(A block of data)
-- -- --

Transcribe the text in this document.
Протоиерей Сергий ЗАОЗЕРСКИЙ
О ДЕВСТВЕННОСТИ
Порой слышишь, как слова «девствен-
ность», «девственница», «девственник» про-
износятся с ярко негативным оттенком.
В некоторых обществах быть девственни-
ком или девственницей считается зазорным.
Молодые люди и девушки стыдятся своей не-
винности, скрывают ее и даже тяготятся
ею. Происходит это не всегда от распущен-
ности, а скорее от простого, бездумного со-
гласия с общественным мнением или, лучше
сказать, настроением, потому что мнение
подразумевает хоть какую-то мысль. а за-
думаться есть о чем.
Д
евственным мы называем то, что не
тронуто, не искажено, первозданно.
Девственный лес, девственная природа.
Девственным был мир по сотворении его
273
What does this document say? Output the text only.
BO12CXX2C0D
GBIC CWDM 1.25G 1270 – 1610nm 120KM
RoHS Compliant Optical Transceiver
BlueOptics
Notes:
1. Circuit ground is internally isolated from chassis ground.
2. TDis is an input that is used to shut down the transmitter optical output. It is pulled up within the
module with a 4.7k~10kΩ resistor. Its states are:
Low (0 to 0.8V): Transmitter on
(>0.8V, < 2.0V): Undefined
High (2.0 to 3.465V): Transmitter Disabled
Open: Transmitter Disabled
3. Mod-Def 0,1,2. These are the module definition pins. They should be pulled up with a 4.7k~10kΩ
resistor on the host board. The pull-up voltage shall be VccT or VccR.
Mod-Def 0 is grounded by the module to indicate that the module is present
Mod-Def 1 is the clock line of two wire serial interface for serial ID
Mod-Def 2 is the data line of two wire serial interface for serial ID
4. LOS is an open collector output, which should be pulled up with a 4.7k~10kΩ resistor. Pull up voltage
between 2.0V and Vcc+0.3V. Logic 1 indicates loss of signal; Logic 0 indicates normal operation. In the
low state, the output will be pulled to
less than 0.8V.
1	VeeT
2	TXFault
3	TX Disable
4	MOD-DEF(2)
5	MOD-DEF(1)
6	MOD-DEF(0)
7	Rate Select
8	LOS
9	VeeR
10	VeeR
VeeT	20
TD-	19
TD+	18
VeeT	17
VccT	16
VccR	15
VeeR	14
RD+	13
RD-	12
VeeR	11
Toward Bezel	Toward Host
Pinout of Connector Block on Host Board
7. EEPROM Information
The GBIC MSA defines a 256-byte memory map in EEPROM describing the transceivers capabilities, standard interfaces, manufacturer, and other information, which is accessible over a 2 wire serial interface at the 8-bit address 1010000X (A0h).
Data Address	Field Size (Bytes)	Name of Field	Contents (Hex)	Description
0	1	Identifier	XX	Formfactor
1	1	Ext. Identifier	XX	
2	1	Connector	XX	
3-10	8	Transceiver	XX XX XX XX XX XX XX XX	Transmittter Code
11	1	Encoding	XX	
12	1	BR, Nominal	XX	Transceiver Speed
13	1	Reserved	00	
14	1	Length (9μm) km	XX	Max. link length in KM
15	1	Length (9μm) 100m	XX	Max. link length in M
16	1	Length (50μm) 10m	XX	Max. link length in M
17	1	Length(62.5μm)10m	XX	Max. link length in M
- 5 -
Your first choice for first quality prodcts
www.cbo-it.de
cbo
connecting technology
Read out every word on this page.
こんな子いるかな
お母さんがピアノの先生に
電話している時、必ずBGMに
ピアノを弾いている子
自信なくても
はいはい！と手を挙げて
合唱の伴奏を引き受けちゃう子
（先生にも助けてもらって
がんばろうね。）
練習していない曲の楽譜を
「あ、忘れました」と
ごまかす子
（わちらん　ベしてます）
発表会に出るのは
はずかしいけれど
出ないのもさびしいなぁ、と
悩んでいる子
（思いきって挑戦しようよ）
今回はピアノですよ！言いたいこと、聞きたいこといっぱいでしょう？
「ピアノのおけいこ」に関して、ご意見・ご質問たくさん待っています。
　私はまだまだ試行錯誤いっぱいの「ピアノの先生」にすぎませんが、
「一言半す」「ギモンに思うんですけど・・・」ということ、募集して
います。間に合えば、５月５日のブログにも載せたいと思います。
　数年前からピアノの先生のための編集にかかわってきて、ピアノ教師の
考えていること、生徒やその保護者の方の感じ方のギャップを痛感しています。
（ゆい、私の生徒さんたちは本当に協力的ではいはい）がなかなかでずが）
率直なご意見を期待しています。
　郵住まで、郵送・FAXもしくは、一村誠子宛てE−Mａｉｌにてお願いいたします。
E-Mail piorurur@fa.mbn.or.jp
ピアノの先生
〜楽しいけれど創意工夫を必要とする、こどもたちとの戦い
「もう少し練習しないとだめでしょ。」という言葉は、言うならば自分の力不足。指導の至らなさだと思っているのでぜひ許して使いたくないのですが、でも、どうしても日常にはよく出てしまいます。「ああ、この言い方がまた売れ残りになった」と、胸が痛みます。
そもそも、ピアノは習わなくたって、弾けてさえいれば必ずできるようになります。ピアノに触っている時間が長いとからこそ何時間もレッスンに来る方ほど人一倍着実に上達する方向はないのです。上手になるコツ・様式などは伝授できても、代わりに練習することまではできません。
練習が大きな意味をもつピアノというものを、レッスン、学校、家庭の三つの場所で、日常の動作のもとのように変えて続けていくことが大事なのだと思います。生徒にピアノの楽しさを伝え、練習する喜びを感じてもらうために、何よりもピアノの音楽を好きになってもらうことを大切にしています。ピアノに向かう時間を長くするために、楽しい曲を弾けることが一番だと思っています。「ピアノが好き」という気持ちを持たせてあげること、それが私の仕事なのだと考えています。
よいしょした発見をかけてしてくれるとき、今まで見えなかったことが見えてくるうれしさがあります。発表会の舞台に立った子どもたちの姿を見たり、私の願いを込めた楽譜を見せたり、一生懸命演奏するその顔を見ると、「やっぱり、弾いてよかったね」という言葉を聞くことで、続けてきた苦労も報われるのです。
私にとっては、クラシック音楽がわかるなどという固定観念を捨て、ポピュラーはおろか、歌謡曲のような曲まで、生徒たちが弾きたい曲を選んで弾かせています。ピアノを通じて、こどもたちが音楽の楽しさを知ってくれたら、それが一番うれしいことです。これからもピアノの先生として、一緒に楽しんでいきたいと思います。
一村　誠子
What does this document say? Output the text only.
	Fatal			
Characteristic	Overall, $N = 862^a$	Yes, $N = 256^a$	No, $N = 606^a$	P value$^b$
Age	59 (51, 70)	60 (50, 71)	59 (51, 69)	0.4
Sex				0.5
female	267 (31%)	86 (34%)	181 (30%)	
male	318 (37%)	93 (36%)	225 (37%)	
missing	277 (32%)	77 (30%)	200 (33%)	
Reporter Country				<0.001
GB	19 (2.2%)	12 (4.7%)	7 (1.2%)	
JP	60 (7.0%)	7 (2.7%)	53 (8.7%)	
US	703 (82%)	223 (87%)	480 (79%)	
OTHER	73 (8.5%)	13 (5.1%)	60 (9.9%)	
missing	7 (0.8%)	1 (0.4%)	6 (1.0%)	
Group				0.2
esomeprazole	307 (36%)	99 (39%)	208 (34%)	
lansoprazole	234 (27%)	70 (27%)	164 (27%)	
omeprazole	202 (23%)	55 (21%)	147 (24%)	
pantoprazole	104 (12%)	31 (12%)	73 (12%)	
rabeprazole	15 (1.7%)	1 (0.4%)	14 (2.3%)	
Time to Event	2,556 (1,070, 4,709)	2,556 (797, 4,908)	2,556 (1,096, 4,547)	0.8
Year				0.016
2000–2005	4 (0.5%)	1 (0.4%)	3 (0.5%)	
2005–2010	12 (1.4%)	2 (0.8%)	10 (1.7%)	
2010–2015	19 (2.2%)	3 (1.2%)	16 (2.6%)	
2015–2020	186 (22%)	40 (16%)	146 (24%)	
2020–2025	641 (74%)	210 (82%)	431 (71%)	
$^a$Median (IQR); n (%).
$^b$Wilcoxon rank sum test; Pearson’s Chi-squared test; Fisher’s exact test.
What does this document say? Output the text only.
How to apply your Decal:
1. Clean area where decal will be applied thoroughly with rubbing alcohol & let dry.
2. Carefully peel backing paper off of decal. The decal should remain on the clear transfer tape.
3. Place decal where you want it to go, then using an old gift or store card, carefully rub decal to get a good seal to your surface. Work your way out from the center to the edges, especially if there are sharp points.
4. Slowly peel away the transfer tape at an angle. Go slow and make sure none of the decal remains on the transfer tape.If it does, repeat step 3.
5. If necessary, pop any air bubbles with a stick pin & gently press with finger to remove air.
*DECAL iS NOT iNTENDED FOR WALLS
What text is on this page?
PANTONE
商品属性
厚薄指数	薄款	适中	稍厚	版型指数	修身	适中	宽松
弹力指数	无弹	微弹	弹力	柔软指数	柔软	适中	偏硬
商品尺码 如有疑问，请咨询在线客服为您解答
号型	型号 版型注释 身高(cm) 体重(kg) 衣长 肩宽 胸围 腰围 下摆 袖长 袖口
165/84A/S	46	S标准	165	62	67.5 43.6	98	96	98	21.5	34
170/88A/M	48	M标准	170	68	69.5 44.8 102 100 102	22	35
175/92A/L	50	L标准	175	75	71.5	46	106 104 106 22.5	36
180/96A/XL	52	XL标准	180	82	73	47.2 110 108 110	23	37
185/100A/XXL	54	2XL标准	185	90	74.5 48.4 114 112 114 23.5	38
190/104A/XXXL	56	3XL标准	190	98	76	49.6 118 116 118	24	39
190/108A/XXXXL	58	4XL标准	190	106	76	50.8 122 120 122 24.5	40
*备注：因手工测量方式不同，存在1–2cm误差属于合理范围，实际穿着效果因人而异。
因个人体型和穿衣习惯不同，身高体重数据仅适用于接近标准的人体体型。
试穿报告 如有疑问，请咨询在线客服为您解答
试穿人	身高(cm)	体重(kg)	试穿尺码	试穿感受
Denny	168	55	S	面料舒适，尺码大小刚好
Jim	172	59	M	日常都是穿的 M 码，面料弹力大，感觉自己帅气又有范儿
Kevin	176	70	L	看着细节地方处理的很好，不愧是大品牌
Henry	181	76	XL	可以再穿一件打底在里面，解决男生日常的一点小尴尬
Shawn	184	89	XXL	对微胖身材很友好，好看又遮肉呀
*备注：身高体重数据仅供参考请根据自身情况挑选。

-- -- --

[REQUEST]: Starting at the line that contains "What text is on this page?", copy each line exactly through the end of the listing above. Include that first line and the last one, and add nothing.

[EXERCISE OUTPUT]:
What text is on this page?
PANTONE
商品属性
厚薄指数	薄款	适中	稍厚	版型指数	修身	适中	宽松
弹力指数	无弹	微弹	弹力	柔软指数	柔软	适中	偏硬
商品尺码 如有疑问，请咨询在线客服为您解答
号型	型号 版型注释 身高(cm) 体重(kg) 衣长 肩宽 胸围 腰围 下摆 袖长 袖口
165/84A/S	46	S标准	165	62	67.5 43.6	98	96	98	21.5	34
170/88A/M	48	M标准	170	68	69.5 44.8 102 100 102	22	35
175/92A/L	50	L标准	175	75	71.5	46	106 104 106 22.5	36
180/96A/XL	52	XL标准	180	82	73	47.2 110 108 110	23	37
185/100A/XXL	54	2XL标准	185	90	74.5 48.4 114 112 114 23.5	38
190/104A/XXXL	56	3XL标准	190	98	76	49.6 118 116 118	24	39
190/108A/XXXXL	58	4XL标准	190	106	76	50.8 122 120 122 24.5	40
*备注：因手工测量方式不同，存在1–2cm误差属于合理范围，实际穿着效果因人而异。
因个人体型和穿衣习惯不同，身高体重数据仅适用于接近标准的人体体型。
试穿报告 如有疑问，请咨询在线客服为您解答
试穿人	身高(cm)	体重(kg)	试穿尺码	试穿感受
Denny	168	55	S	面料舒适，尺码大小刚好
Jim	172	59	M	日常都是穿的 M 码，面料弹力大，感觉自己帅气又有范儿
Kevin	176	70	L	看着细节地方处理的很好，不愧是大品牌
Henry	181	76	XL	可以再穿一件打底在里面，解决男生日常的一点小尴尬
Shawn	184	89	XXL	对微胖身材很友好，好看又遮肉呀
*备注：身高体重数据仅供参考请根据自身情况挑选。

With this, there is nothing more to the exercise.